Stored records

§ §

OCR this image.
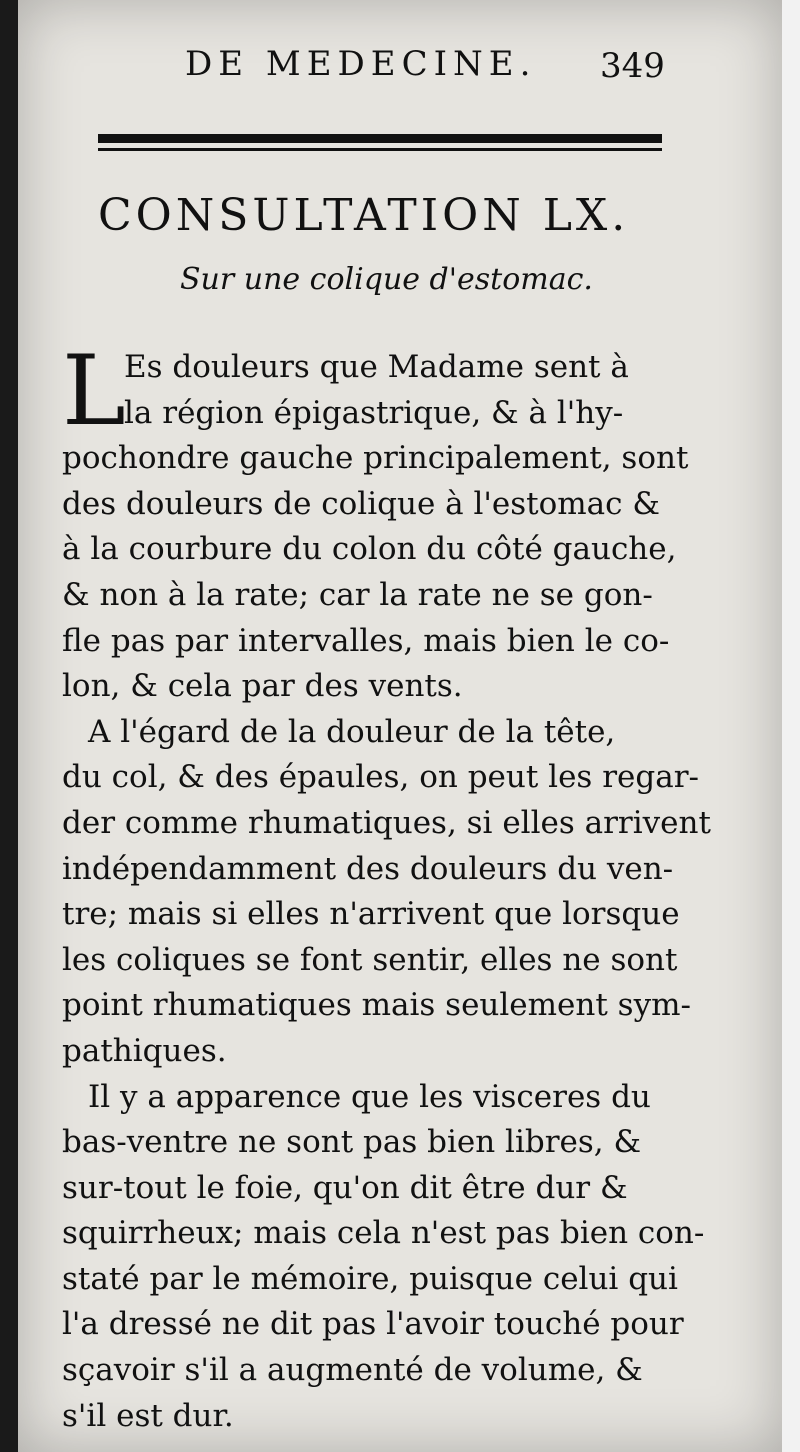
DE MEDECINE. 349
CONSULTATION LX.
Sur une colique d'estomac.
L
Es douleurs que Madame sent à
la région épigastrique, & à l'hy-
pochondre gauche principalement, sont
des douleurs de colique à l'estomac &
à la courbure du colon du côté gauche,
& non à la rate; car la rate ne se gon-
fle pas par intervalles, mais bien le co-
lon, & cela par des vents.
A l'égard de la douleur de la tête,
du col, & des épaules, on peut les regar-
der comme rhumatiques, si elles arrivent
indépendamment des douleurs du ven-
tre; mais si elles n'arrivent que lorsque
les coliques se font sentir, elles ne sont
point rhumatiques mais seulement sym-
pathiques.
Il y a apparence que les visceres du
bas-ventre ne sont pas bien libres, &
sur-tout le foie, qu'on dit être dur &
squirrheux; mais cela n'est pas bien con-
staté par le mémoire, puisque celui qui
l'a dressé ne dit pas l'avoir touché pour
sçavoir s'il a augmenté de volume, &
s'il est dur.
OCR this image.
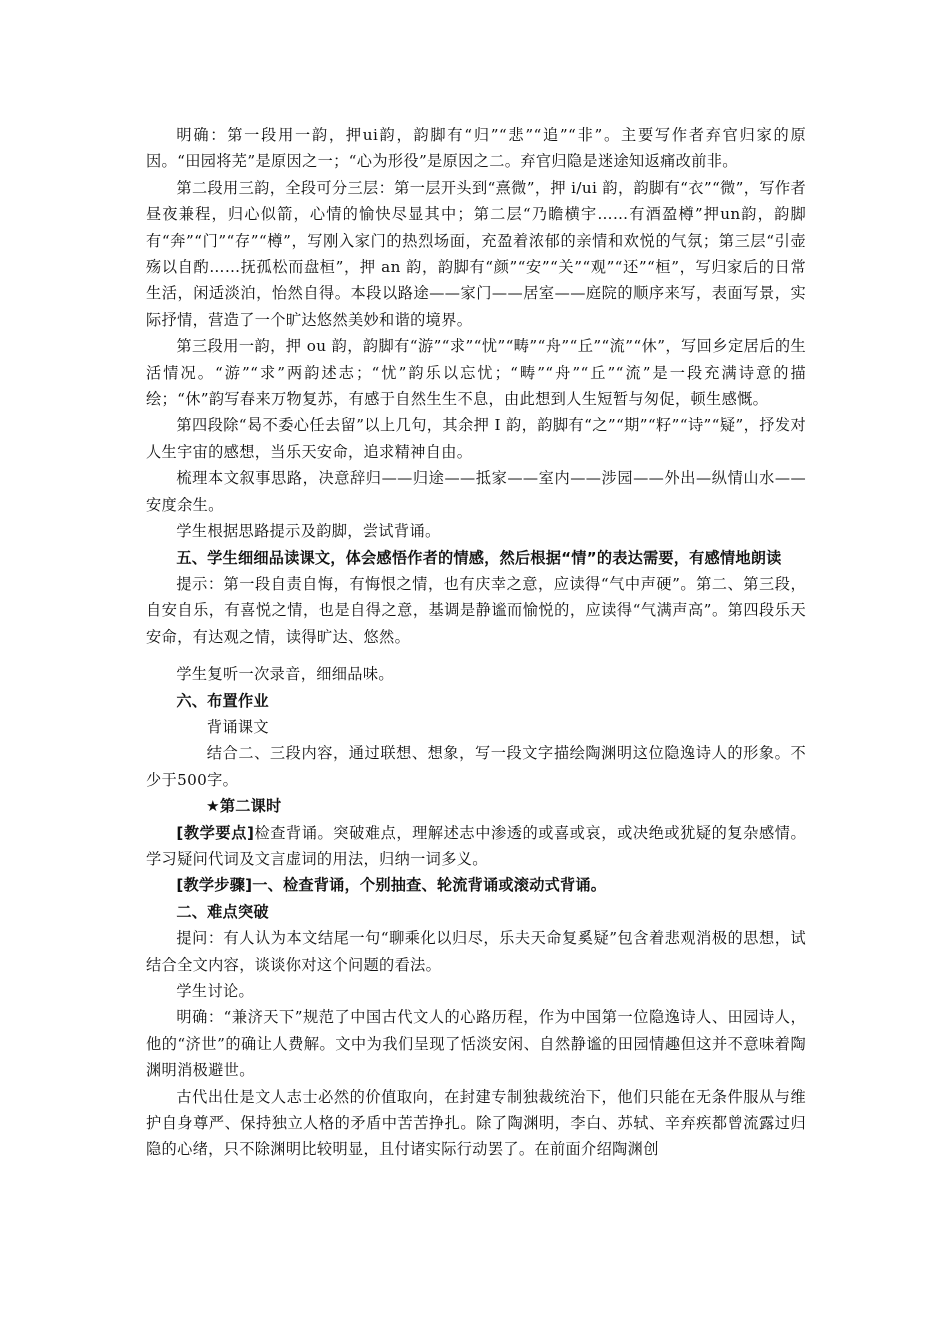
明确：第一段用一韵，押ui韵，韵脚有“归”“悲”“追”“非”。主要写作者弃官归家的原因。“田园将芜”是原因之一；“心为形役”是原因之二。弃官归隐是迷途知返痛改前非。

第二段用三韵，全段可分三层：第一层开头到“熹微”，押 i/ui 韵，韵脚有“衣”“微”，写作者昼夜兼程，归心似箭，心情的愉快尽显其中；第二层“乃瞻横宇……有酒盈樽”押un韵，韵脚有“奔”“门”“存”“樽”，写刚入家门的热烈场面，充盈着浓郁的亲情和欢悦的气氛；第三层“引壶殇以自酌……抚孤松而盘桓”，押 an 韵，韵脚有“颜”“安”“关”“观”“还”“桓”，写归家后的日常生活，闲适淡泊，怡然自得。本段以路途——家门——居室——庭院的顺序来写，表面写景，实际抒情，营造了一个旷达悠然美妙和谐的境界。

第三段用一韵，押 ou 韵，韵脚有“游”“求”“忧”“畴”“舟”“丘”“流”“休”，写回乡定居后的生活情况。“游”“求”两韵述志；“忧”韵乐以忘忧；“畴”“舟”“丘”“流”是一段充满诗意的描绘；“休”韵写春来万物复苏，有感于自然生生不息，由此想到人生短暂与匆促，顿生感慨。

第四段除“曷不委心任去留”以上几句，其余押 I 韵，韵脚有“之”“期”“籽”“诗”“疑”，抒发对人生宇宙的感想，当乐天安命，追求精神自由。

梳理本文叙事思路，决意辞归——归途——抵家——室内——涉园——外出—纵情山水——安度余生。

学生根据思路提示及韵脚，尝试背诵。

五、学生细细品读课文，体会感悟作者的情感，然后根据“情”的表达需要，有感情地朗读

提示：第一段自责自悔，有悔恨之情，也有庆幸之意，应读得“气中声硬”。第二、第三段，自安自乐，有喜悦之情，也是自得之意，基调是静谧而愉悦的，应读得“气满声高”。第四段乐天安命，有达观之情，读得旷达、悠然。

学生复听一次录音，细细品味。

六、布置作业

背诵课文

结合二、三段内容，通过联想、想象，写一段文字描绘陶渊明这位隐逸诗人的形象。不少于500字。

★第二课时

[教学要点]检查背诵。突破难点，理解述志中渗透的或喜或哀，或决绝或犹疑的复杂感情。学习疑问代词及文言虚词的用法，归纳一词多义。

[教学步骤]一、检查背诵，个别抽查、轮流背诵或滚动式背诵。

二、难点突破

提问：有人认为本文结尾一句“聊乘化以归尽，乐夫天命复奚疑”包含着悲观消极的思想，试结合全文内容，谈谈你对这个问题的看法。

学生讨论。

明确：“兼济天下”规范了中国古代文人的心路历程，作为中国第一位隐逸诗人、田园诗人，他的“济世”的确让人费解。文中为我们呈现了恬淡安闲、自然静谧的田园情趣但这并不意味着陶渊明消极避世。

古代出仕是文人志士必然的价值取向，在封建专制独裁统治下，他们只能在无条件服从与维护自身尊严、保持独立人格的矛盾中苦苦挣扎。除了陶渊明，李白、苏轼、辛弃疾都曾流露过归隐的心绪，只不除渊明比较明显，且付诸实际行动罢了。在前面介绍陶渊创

§ §

Give the count of lines in the listing above that include "bien", with no other words.

Exercise response
3